▸ **Dataset rows**:
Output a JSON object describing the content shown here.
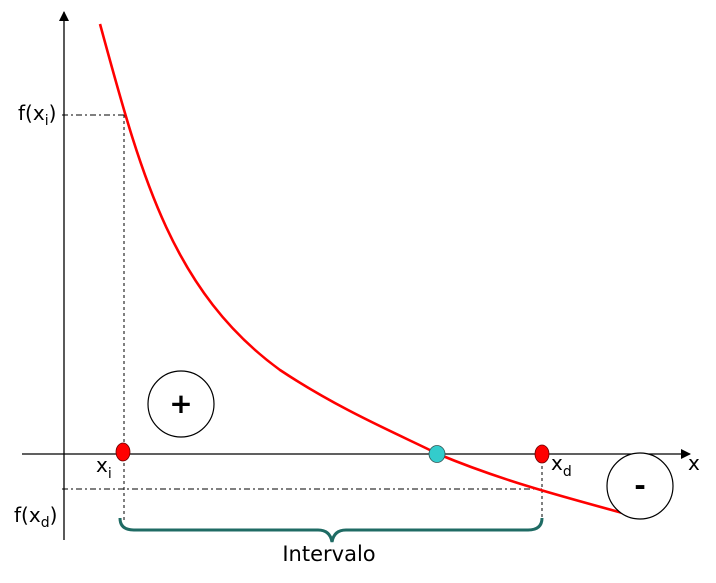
{
  "labels": {
    "x_axis": "x",
    "f_xi_prefix": "f(x",
    "f_xi_sub": "i",
    "f_xi_suffix": ")",
    "f_xd_prefix": "f(x",
    "f_xd_sub": "d",
    "f_xd_suffix": ")",
    "xi_main": "x",
    "xi_sub": "i",
    "xd_main": "x",
    "xd_sub": "d",
    "interval": "Intervalo"
  },
  "signs": {
    "positive": "+",
    "negative": "-"
  },
  "colors": {
    "curve": "#ff0000",
    "endpoint": "#ff0000",
    "root": "#33cccc",
    "brace": "#1f6b64",
    "axis": "#000000",
    "guide": "#000000"
  }
}
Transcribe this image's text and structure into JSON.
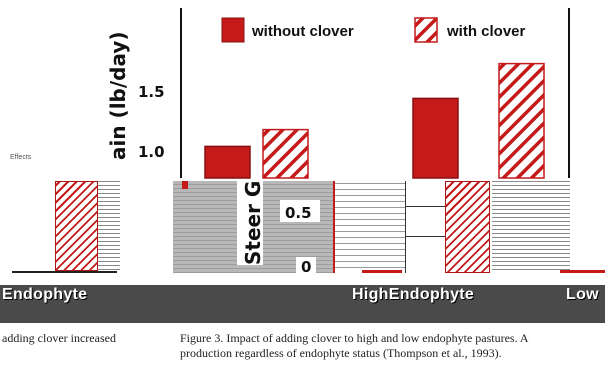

▸ **Exercise description**:
Write the records above out again exactly, with no pictures in your copy.

▸ **Solution to this problem**:
Output a JSON object describing the content shown here.
{
  "labels": {
    "x_axis": "x",
    "f_xi_prefix": "f(x",
    "f_xi_sub": "i",
    "f_xi_suffix": ")",
    "f_xd_prefix": "f(x",
    "f_xd_sub": "d",
    "f_xd_suffix": ")",
    "xi_main": "x",
    "xi_sub": "i",
    "xd_main": "x",
    "xd_sub": "d",
    "interval": "Intervalo"
  },
  "signs": {
    "positive": "+",
    "negative": "-"
  },
  "colors": {
    "curve": "#ff0000",
    "endpoint": "#ff0000",
    "root": "#33cccc",
    "brace": "#1f6b64",
    "axis": "#000000",
    "guide": "#000000"
  }
}
Transcribe this image's text and structure into JSON.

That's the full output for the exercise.